--- START MATERIAL SHOWN ---

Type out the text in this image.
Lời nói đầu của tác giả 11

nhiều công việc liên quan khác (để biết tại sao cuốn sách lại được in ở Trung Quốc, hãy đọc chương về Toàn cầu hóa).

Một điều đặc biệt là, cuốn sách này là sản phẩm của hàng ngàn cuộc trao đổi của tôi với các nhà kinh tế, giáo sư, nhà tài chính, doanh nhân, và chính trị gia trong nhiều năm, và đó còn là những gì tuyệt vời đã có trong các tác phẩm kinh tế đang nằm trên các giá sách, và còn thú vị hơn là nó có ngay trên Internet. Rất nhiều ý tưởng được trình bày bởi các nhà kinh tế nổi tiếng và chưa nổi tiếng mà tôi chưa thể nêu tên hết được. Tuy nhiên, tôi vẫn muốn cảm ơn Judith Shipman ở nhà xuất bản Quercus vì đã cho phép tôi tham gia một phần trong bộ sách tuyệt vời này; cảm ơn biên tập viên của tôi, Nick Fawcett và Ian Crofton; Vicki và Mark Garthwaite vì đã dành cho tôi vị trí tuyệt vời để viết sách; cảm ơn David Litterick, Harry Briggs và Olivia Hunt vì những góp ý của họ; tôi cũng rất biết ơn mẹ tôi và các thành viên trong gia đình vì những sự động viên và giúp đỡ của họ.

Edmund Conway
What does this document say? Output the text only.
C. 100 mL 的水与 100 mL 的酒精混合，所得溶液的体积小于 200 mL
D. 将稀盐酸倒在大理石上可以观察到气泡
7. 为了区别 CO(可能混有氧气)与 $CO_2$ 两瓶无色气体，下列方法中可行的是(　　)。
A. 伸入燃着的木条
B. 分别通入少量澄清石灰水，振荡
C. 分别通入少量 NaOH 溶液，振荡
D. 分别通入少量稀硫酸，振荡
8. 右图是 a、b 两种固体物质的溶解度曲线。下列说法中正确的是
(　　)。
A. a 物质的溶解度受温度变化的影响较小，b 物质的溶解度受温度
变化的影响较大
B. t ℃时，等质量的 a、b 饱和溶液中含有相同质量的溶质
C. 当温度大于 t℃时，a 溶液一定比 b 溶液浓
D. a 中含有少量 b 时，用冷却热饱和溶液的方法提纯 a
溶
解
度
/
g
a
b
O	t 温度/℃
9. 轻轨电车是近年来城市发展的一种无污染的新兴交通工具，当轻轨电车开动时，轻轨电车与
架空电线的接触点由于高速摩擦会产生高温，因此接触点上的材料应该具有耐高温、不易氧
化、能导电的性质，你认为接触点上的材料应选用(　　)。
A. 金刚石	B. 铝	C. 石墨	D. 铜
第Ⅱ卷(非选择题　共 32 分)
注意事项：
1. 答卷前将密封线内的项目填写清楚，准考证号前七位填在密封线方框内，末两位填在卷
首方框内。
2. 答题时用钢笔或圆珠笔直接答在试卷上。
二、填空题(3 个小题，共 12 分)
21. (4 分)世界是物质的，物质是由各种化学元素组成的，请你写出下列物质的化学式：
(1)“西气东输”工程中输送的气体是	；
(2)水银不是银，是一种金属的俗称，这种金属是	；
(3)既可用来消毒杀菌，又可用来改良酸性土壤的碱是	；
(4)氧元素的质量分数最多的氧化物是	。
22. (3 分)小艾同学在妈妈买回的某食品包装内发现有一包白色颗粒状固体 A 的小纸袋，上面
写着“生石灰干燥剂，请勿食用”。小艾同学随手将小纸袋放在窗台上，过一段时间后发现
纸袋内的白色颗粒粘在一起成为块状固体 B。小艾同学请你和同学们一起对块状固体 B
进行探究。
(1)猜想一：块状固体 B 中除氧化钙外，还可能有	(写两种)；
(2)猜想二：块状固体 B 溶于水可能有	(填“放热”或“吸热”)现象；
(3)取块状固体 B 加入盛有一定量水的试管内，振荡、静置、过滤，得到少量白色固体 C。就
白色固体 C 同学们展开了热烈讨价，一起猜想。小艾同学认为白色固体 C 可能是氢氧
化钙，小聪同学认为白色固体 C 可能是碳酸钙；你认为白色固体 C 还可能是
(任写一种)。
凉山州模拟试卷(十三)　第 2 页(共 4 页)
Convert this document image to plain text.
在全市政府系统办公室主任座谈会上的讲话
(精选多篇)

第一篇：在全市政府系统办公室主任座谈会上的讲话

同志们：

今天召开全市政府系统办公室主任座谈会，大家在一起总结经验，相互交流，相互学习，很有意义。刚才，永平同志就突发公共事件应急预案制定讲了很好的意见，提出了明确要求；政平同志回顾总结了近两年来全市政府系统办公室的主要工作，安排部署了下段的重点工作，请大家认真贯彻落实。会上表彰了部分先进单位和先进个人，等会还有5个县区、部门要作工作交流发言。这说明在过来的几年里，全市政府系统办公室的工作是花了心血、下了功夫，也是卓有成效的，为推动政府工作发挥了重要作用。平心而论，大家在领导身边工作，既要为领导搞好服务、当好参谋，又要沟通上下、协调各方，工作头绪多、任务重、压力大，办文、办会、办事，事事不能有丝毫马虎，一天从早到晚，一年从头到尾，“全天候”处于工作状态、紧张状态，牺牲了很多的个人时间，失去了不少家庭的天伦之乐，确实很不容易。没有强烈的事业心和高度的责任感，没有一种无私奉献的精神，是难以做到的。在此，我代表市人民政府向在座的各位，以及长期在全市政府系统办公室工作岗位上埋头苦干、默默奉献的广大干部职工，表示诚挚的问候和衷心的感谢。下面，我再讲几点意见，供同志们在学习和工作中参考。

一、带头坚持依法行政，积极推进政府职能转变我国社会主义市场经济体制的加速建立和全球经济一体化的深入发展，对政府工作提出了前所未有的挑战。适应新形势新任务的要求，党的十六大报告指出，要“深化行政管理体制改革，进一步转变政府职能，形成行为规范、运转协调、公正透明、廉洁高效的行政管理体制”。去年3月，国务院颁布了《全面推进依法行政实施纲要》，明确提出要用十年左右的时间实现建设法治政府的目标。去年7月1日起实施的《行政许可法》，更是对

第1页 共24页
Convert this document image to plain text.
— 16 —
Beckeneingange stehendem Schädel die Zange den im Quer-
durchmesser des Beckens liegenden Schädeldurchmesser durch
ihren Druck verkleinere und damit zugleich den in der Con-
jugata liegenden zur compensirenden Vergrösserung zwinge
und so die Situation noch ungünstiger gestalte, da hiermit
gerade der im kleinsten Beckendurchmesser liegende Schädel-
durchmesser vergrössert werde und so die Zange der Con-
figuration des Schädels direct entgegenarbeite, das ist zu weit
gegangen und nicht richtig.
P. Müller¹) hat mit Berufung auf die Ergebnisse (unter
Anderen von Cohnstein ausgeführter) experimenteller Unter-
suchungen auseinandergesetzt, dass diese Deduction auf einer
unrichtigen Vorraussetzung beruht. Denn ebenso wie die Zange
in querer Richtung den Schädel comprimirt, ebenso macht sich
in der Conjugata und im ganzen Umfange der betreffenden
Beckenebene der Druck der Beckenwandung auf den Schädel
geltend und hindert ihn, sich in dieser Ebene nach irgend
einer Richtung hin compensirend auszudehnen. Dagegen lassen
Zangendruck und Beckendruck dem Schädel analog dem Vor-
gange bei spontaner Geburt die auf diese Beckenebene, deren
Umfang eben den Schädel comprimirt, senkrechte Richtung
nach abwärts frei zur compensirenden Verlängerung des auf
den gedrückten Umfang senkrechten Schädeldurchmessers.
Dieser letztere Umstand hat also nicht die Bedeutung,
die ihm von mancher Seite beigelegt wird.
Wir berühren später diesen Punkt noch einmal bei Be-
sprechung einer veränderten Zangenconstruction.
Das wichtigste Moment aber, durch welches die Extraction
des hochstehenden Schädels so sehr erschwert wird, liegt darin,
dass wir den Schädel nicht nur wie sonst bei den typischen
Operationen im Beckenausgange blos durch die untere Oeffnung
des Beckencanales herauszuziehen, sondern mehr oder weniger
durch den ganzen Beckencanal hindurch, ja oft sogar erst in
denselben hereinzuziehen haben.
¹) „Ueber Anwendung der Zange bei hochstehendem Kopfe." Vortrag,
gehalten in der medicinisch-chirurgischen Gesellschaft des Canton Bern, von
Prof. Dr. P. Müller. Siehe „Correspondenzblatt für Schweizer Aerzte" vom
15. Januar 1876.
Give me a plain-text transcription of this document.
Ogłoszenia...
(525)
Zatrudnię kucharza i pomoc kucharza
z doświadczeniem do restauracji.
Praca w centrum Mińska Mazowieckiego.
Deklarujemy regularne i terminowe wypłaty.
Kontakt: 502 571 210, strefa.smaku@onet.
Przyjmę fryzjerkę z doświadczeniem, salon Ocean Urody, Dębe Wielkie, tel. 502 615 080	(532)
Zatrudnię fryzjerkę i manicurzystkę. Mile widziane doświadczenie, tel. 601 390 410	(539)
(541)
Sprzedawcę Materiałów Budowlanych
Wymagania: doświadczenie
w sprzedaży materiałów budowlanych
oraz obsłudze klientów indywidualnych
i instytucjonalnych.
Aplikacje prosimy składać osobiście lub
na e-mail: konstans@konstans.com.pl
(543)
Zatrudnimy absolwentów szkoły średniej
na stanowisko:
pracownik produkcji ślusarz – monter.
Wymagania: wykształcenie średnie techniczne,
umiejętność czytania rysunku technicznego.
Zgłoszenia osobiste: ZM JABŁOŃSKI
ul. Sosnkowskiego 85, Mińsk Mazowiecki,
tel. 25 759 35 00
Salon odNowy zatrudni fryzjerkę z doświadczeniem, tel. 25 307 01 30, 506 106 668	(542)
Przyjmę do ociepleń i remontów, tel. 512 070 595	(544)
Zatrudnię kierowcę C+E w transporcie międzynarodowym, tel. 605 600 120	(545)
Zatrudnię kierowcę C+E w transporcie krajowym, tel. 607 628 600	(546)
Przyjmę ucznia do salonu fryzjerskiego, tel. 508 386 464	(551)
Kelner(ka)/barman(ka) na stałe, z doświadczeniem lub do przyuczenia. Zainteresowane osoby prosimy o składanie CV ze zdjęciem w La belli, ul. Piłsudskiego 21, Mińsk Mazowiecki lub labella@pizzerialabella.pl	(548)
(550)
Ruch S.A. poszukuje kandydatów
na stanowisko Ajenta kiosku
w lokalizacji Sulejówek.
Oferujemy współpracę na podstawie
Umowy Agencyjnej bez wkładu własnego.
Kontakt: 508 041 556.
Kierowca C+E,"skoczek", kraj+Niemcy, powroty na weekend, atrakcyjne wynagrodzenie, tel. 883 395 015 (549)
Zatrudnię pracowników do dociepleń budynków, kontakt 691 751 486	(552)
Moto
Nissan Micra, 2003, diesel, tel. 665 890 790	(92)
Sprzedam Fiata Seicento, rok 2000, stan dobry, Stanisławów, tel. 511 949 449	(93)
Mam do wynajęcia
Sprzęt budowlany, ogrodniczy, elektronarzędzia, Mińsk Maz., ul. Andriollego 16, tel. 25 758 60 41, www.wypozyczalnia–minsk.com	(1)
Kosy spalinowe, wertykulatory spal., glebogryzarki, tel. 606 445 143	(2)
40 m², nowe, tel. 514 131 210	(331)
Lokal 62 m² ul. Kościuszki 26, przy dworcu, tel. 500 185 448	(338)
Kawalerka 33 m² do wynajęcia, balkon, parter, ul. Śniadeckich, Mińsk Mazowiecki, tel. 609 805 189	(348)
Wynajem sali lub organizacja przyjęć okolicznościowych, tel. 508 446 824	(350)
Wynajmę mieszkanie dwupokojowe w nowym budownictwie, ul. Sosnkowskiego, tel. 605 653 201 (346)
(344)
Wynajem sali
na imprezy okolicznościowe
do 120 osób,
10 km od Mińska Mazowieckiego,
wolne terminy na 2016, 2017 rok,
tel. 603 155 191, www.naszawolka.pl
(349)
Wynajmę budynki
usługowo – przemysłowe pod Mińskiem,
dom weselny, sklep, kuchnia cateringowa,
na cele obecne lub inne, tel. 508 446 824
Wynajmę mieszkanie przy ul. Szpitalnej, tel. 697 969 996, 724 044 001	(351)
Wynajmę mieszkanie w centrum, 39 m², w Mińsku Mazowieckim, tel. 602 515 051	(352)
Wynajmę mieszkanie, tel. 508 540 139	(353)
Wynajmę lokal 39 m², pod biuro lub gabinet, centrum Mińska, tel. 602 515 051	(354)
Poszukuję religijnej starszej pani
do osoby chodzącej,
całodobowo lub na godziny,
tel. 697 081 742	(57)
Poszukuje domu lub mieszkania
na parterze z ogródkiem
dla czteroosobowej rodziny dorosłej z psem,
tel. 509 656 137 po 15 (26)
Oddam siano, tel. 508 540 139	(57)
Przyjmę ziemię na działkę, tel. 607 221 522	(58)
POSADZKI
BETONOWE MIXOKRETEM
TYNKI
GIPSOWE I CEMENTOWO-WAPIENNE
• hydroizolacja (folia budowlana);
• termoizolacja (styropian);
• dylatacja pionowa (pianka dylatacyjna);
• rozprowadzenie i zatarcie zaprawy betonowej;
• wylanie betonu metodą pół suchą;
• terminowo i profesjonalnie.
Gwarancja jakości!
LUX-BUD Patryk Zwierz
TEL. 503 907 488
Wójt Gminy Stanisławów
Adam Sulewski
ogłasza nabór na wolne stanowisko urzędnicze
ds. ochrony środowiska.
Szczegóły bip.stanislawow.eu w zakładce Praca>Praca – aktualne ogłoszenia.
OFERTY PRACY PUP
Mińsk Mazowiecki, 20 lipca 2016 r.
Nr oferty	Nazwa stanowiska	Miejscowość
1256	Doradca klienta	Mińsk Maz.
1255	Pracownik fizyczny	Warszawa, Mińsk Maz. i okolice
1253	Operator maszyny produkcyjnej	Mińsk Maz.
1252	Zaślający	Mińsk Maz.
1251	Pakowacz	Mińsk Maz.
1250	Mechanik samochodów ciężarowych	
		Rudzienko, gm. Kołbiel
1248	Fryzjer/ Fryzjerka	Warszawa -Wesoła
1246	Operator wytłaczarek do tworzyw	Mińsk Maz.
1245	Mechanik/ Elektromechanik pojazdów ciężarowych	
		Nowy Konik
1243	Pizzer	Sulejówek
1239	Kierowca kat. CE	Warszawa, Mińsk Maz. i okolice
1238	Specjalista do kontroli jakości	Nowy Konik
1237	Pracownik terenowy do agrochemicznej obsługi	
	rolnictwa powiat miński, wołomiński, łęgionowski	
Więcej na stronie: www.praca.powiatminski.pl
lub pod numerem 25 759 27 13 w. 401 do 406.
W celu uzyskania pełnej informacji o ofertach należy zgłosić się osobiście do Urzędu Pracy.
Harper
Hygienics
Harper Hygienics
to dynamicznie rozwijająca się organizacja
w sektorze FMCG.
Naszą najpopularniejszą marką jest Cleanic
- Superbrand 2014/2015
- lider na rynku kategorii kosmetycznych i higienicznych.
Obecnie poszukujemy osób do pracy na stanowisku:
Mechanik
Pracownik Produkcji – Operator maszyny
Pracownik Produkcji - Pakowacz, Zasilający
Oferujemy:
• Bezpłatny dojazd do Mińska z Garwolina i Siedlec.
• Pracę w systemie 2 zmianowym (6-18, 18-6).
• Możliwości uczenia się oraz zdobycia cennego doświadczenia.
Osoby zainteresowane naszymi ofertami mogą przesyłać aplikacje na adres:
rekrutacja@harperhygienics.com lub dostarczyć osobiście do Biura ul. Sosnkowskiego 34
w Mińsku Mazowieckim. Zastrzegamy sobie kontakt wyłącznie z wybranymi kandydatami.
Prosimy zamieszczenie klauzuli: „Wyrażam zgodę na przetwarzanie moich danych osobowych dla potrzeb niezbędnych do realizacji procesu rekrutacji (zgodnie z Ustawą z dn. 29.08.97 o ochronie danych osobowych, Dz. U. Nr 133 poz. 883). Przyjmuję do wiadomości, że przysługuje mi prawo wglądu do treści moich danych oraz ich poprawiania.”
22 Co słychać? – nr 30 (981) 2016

--- END MATERIAL SHOWN ---

• PROBLEM TO SOLVE: Go through the records. Copy each line where "wolne" appears.

• EXERCISE RESULT:
wolne terminy na 2016, 2017 rok,
ogłasza nabór na wolne stanowisko urzędnicze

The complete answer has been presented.